Task statement:
Exclude any images and output the remaining records exactly.

Data provided:
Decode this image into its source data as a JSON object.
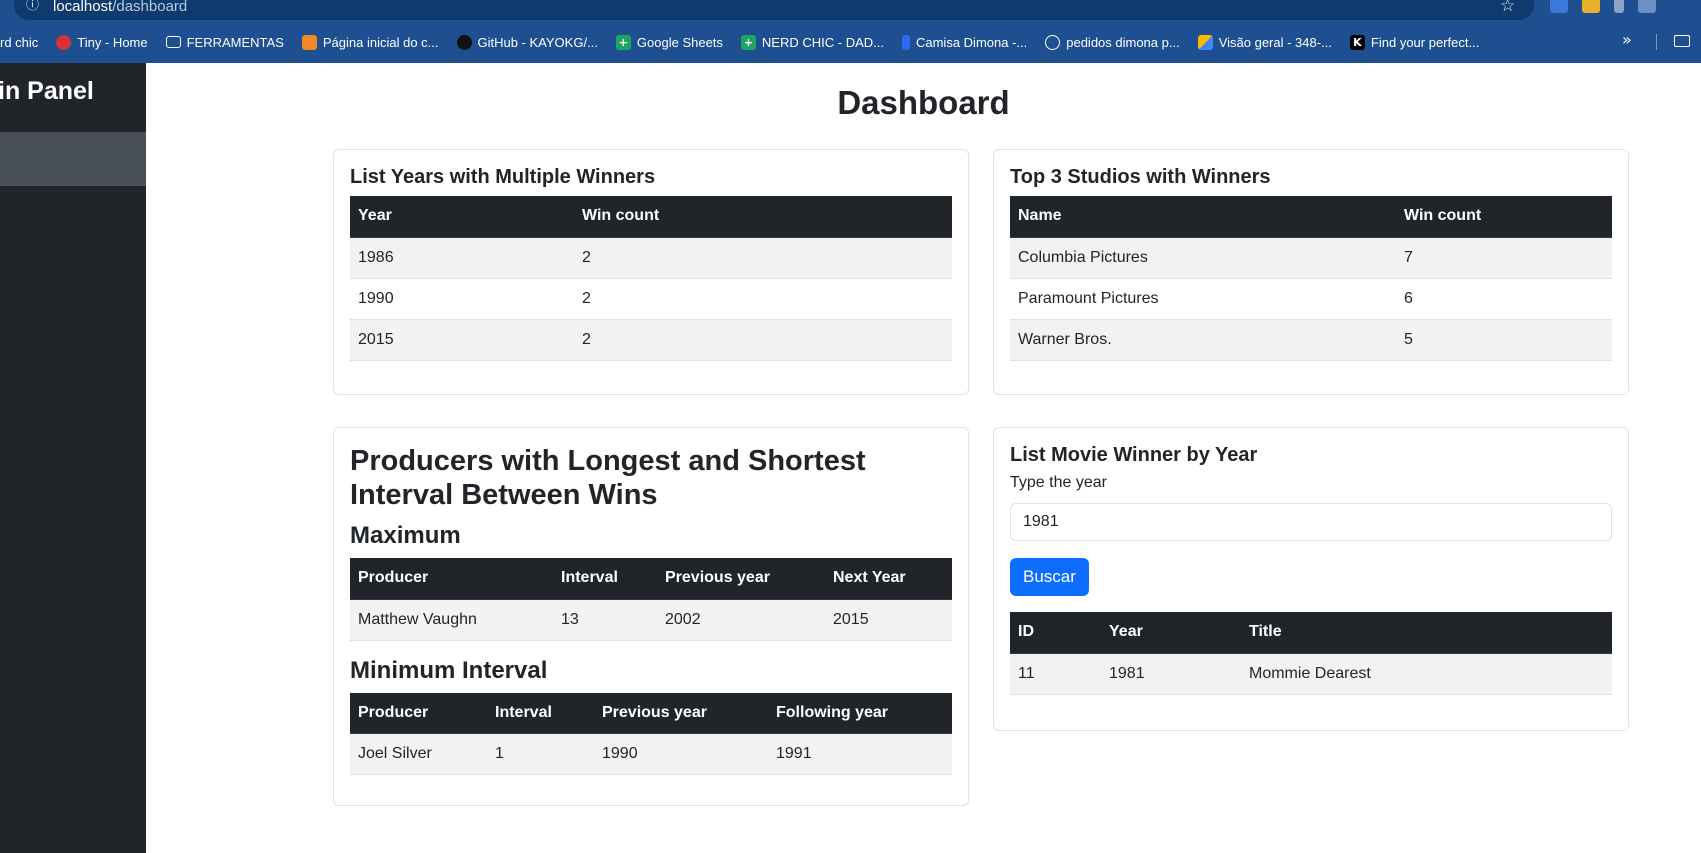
{
  "browser": {
    "url_host": "localhost",
    "url_path": "/dashboard",
    "bookmarks": [
      {
        "label": "rd chic",
        "icon": "none"
      },
      {
        "label": "Tiny - Home",
        "icon": "tiny-icon"
      },
      {
        "label": "FERRAMENTAS",
        "icon": "folder-icon"
      },
      {
        "label": "Página inicial do c...",
        "icon": "cube-icon"
      },
      {
        "label": "GitHub - KAYOKG/...",
        "icon": "github-icon"
      },
      {
        "label": "Google Sheets",
        "icon": "sheets-icon"
      },
      {
        "label": "NERD CHIC - DAD...",
        "icon": "sheets-icon"
      },
      {
        "label": "Camisa Dimona -...",
        "icon": "dimona-icon"
      },
      {
        "label": "pedidos dimona p...",
        "icon": "globe-icon"
      },
      {
        "label": "Visão geral - 348-...",
        "icon": "ads-icon"
      },
      {
        "label": "Find your perfect...",
        "icon": "k-icon"
      }
    ]
  },
  "sidebar": {
    "title": "in Panel"
  },
  "page": {
    "title": "Dashboard"
  },
  "multiple_winners": {
    "title": "List Years with Multiple Winners",
    "headers": [
      "Year",
      "Win count"
    ],
    "rows": [
      [
        "1986",
        "2"
      ],
      [
        "1990",
        "2"
      ],
      [
        "2015",
        "2"
      ]
    ]
  },
  "top_studios": {
    "title": "Top 3 Studios with Winners",
    "headers": [
      "Name",
      "Win count"
    ],
    "rows": [
      [
        "Columbia Pictures",
        "7"
      ],
      [
        "Paramount Pictures",
        "6"
      ],
      [
        "Warner Bros.",
        "5"
      ]
    ]
  },
  "intervals": {
    "title": "Producers with Longest and Shortest Interval Between Wins",
    "max_title": "Maximum",
    "max_headers": [
      "Producer",
      "Interval",
      "Previous year",
      "Next Year"
    ],
    "max_rows": [
      [
        "Matthew Vaughn",
        "13",
        "2002",
        "2015"
      ]
    ],
    "min_title": "Minimum Interval",
    "min_headers": [
      "Producer",
      "Interval",
      "Previous year",
      "Following year"
    ],
    "min_rows": [
      [
        "Joel Silver",
        "1",
        "1990",
        "1991"
      ]
    ]
  },
  "winner_by_year": {
    "title": "List Movie Winner by Year",
    "label": "Type the year",
    "input_value": "1981",
    "button_label": "Buscar",
    "headers": [
      "ID",
      "Year",
      "Title"
    ],
    "rows": [
      [
        "11",
        "1981",
        "Mommie Dearest"
      ]
    ]
  },
  "colors": {
    "browser_bar": "#1d4f91",
    "sidebar": "#212529",
    "sidebar_active": "#495057",
    "table_header": "#212529",
    "primary_button": "#0d6efd"
  }
}
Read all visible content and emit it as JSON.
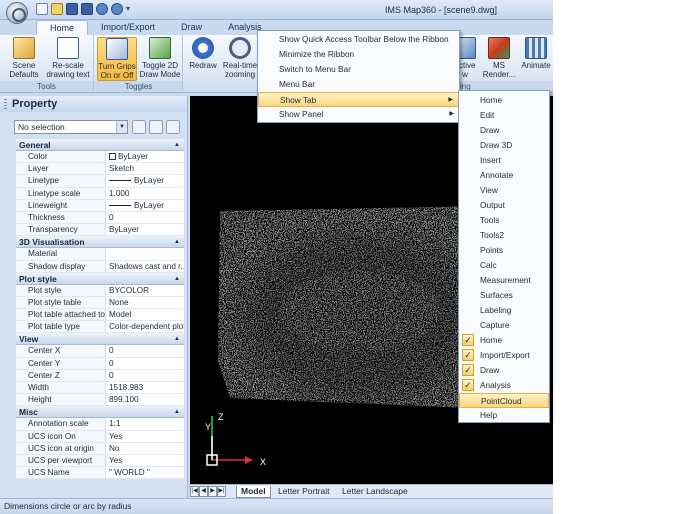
{
  "window": {
    "title": "IMS Map360 - [scene9.dwg]"
  },
  "qat_icons": [
    "new-icon",
    "open-icon",
    "save-icon",
    "saveas-icon",
    "undo-icon",
    "redo-icon",
    "dropdown-icon"
  ],
  "tabs": [
    "Home",
    "Import/Export",
    "Draw",
    "Analysis"
  ],
  "ribbon": {
    "tools_label": "Tools",
    "toggles_label": "Toggles",
    "rendering_label": "ndering",
    "buttons": {
      "scene_defaults": "Scene Defaults",
      "rescale": "Re-scale drawing text",
      "grips": "Turn Grips On or Off",
      "toggle2d": "Toggle 2D Draw Mode",
      "redraw": "Redraw",
      "realtime": "Real-time zooming",
      "perspective": "ective w",
      "ms_render": "MS Render...",
      "animate": "Animate"
    }
  },
  "context_menu": {
    "items": [
      "Show Quick Access Toolbar Below the Ribbon",
      "Minimize the Ribbon",
      "Switch to Menu Bar",
      "Menu Bar",
      "Show Tab",
      "Show Panel"
    ],
    "highlighted": "Show Tab"
  },
  "show_tab_menu": {
    "items": [
      {
        "label": "Home",
        "checked": false
      },
      {
        "label": "Edit",
        "checked": false
      },
      {
        "label": "Draw",
        "checked": false
      },
      {
        "label": "Draw 3D",
        "checked": false
      },
      {
        "label": "Insert",
        "checked": false
      },
      {
        "label": "Annotate",
        "checked": false
      },
      {
        "label": "View",
        "checked": false
      },
      {
        "label": "Output",
        "checked": false
      },
      {
        "label": "Tools",
        "checked": false
      },
      {
        "label": "Tools2",
        "checked": false
      },
      {
        "label": "Points",
        "checked": false
      },
      {
        "label": "Calc",
        "checked": false
      },
      {
        "label": "Measurement",
        "checked": false
      },
      {
        "label": "Surfaces",
        "checked": false
      },
      {
        "label": "Labeling",
        "checked": false
      },
      {
        "label": "Capture",
        "checked": false
      },
      {
        "label": "Home",
        "checked": true
      },
      {
        "label": "Import/Export",
        "checked": true
      },
      {
        "label": "Draw",
        "checked": true
      },
      {
        "label": "Analysis",
        "checked": true
      },
      {
        "label": "PointCloud",
        "checked": false,
        "highlighted": true
      },
      {
        "label": "Help",
        "checked": false
      }
    ]
  },
  "property_panel": {
    "title": "Property",
    "selection": "No selection",
    "categories": [
      {
        "name": "General",
        "rows": [
          {
            "k": "Color",
            "v": "ByLayer",
            "swatch": true
          },
          {
            "k": "Layer",
            "v": "Sketch"
          },
          {
            "k": "Linetype",
            "v": "ByLayer",
            "line": true
          },
          {
            "k": "Linetype scale",
            "v": "1.000"
          },
          {
            "k": "Lineweight",
            "v": "ByLayer",
            "line": true
          },
          {
            "k": "Thickness",
            "v": "0"
          },
          {
            "k": "Transparency",
            "v": "ByLayer"
          }
        ]
      },
      {
        "name": "3D Visualisation",
        "rows": [
          {
            "k": "Material",
            "v": ""
          },
          {
            "k": "Shadow display",
            "v": "Shadows cast and r..."
          }
        ]
      },
      {
        "name": "Plot style",
        "rows": [
          {
            "k": "Plot style",
            "v": "BYCOLOR"
          },
          {
            "k": "Plot style table",
            "v": "None"
          },
          {
            "k": "Plot table attached to",
            "v": "Model"
          },
          {
            "k": "Plot table type",
            "v": "Color-dependent plot..."
          }
        ]
      },
      {
        "name": "View",
        "rows": [
          {
            "k": "Center X",
            "v": "0"
          },
          {
            "k": "Center Y",
            "v": "0"
          },
          {
            "k": "Center Z",
            "v": "0"
          },
          {
            "k": "Width",
            "v": "1518.983"
          },
          {
            "k": "Height",
            "v": "899.100"
          }
        ]
      },
      {
        "name": "Misc",
        "rows": [
          {
            "k": "Annotation scale",
            "v": "1:1"
          },
          {
            "k": "UCS icon On",
            "v": "Yes"
          },
          {
            "k": "UCS icon at origin",
            "v": "No"
          },
          {
            "k": "UCS per viewport",
            "v": "Yes"
          },
          {
            "k": "UCS Name",
            "v": "\" WORLD \""
          }
        ]
      }
    ]
  },
  "viewport": {
    "ucs": {
      "x": "X",
      "y": "Y",
      "z": "Z"
    },
    "layout_tabs": [
      "Model",
      "Letter Portrait",
      "Letter Landscape"
    ],
    "active_layout": "Model"
  },
  "status_bar": {
    "text": "Dimensions circle or arc by radius"
  }
}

Full answer:
Decode this image into its source data as a JSON object.
{
  "browser": {
    "url_host": "localhost",
    "url_path": "/dashboard",
    "bookmarks": [
      {
        "label": "rd chic",
        "icon": "none"
      },
      {
        "label": "Tiny - Home",
        "icon": "tiny-icon"
      },
      {
        "label": "FERRAMENTAS",
        "icon": "folder-icon"
      },
      {
        "label": "Página inicial do c...",
        "icon": "cube-icon"
      },
      {
        "label": "GitHub - KAYOKG/...",
        "icon": "github-icon"
      },
      {
        "label": "Google Sheets",
        "icon": "sheets-icon"
      },
      {
        "label": "NERD CHIC - DAD...",
        "icon": "sheets-icon"
      },
      {
        "label": "Camisa Dimona -...",
        "icon": "dimona-icon"
      },
      {
        "label": "pedidos dimona p...",
        "icon": "globe-icon"
      },
      {
        "label": "Visão geral - 348-...",
        "icon": "ads-icon"
      },
      {
        "label": "Find your perfect...",
        "icon": "k-icon"
      }
    ]
  },
  "sidebar": {
    "title": "in Panel"
  },
  "page": {
    "title": "Dashboard"
  },
  "multiple_winners": {
    "title": "List Years with Multiple Winners",
    "headers": [
      "Year",
      "Win count"
    ],
    "rows": [
      [
        "1986",
        "2"
      ],
      [
        "1990",
        "2"
      ],
      [
        "2015",
        "2"
      ]
    ]
  },
  "top_studios": {
    "title": "Top 3 Studios with Winners",
    "headers": [
      "Name",
      "Win count"
    ],
    "rows": [
      [
        "Columbia Pictures",
        "7"
      ],
      [
        "Paramount Pictures",
        "6"
      ],
      [
        "Warner Bros.",
        "5"
      ]
    ]
  },
  "intervals": {
    "title": "Producers with Longest and Shortest Interval Between Wins",
    "max_title": "Maximum",
    "max_headers": [
      "Producer",
      "Interval",
      "Previous year",
      "Next Year"
    ],
    "max_rows": [
      [
        "Matthew Vaughn",
        "13",
        "2002",
        "2015"
      ]
    ],
    "min_title": "Minimum Interval",
    "min_headers": [
      "Producer",
      "Interval",
      "Previous year",
      "Following year"
    ],
    "min_rows": [
      [
        "Joel Silver",
        "1",
        "1990",
        "1991"
      ]
    ]
  },
  "winner_by_year": {
    "title": "List Movie Winner by Year",
    "label": "Type the year",
    "input_value": "1981",
    "button_label": "Buscar",
    "headers": [
      "ID",
      "Year",
      "Title"
    ],
    "rows": [
      [
        "11",
        "1981",
        "Mommie Dearest"
      ]
    ]
  },
  "colors": {
    "browser_bar": "#1d4f91",
    "sidebar": "#212529",
    "sidebar_active": "#495057",
    "table_header": "#212529",
    "primary_button": "#0d6efd"
  }
}
Read all visible content and emit it as JSON.
{
  "window": {
    "title": "IMS Map360 - [scene9.dwg]"
  },
  "qat_icons": [
    "new-icon",
    "open-icon",
    "save-icon",
    "saveas-icon",
    "undo-icon",
    "redo-icon",
    "dropdown-icon"
  ],
  "tabs": [
    "Home",
    "Import/Export",
    "Draw",
    "Analysis"
  ],
  "ribbon": {
    "tools_label": "Tools",
    "toggles_label": "Toggles",
    "rendering_label": "ndering",
    "buttons": {
      "scene_defaults": "Scene Defaults",
      "rescale": "Re-scale drawing text",
      "grips": "Turn Grips On or Off",
      "toggle2d": "Toggle 2D Draw Mode",
      "redraw": "Redraw",
      "realtime": "Real-time zooming",
      "perspective": "ective w",
      "ms_render": "MS Render...",
      "animate": "Animate"
    }
  },
  "context_menu": {
    "items": [
      "Show Quick Access Toolbar Below the Ribbon",
      "Minimize the Ribbon",
      "Switch to Menu Bar",
      "Menu Bar",
      "Show Tab",
      "Show Panel"
    ],
    "highlighted": "Show Tab"
  },
  "show_tab_menu": {
    "items": [
      {
        "label": "Home",
        "checked": false
      },
      {
        "label": "Edit",
        "checked": false
      },
      {
        "label": "Draw",
        "checked": false
      },
      {
        "label": "Draw 3D",
        "checked": false
      },
      {
        "label": "Insert",
        "checked": false
      },
      {
        "label": "Annotate",
        "checked": false
      },
      {
        "label": "View",
        "checked": false
      },
      {
        "label": "Output",
        "checked": false
      },
      {
        "label": "Tools",
        "checked": false
      },
      {
        "label": "Tools2",
        "checked": false
      },
      {
        "label": "Points",
        "checked": false
      },
      {
        "label": "Calc",
        "checked": false
      },
      {
        "label": "Measurement",
        "checked": false
      },
      {
        "label": "Surfaces",
        "checked": false
      },
      {
        "label": "Labeling",
        "checked": false
      },
      {
        "label": "Capture",
        "checked": false
      },
      {
        "label": "Home",
        "checked": true
      },
      {
        "label": "Import/Export",
        "checked": true
      },
      {
        "label": "Draw",
        "checked": true
      },
      {
        "label": "Analysis",
        "checked": true
      },
      {
        "label": "PointCloud",
        "checked": false,
        "highlighted": true
      },
      {
        "label": "Help",
        "checked": false
      }
    ]
  },
  "property_panel": {
    "title": "Property",
    "selection": "No selection",
    "categories": [
      {
        "name": "General",
        "rows": [
          {
            "k": "Color",
            "v": "ByLayer",
            "swatch": true
          },
          {
            "k": "Layer",
            "v": "Sketch"
          },
          {
            "k": "Linetype",
            "v": "ByLayer",
            "line": true
          },
          {
            "k": "Linetype scale",
            "v": "1.000"
          },
          {
            "k": "Lineweight",
            "v": "ByLayer",
            "line": true
          },
          {
            "k": "Thickness",
            "v": "0"
          },
          {
            "k": "Transparency",
            "v": "ByLayer"
          }
        ]
      },
      {
        "name": "3D Visualisation",
        "rows": [
          {
            "k": "Material",
            "v": ""
          },
          {
            "k": "Shadow display",
            "v": "Shadows cast and r..."
          }
        ]
      },
      {
        "name": "Plot style",
        "rows": [
          {
            "k": "Plot style",
            "v": "BYCOLOR"
          },
          {
            "k": "Plot style table",
            "v": "None"
          },
          {
            "k": "Plot table attached to",
            "v": "Model"
          },
          {
            "k": "Plot table type",
            "v": "Color-dependent plot..."
          }
        ]
      },
      {
        "name": "View",
        "rows": [
          {
            "k": "Center X",
            "v": "0"
          },
          {
            "k": "Center Y",
            "v": "0"
          },
          {
            "k": "Center Z",
            "v": "0"
          },
          {
            "k": "Width",
            "v": "1518.983"
          },
          {
            "k": "Height",
            "v": "899.100"
          }
        ]
      },
      {
        "name": "Misc",
        "rows": [
          {
            "k": "Annotation scale",
            "v": "1:1"
          },
          {
            "k": "UCS icon On",
            "v": "Yes"
          },
          {
            "k": "UCS icon at origin",
            "v": "No"
          },
          {
            "k": "UCS per viewport",
            "v": "Yes"
          },
          {
            "k": "UCS Name",
            "v": "\" WORLD \""
          }
        ]
      }
    ]
  },
  "viewport": {
    "ucs": {
      "x": "X",
      "y": "Y",
      "z": "Z"
    },
    "layout_tabs": [
      "Model",
      "Letter Portrait",
      "Letter Landscape"
    ],
    "active_layout": "Model"
  },
  "status_bar": {
    "text": "Dimensions circle or arc by radius"
  }
}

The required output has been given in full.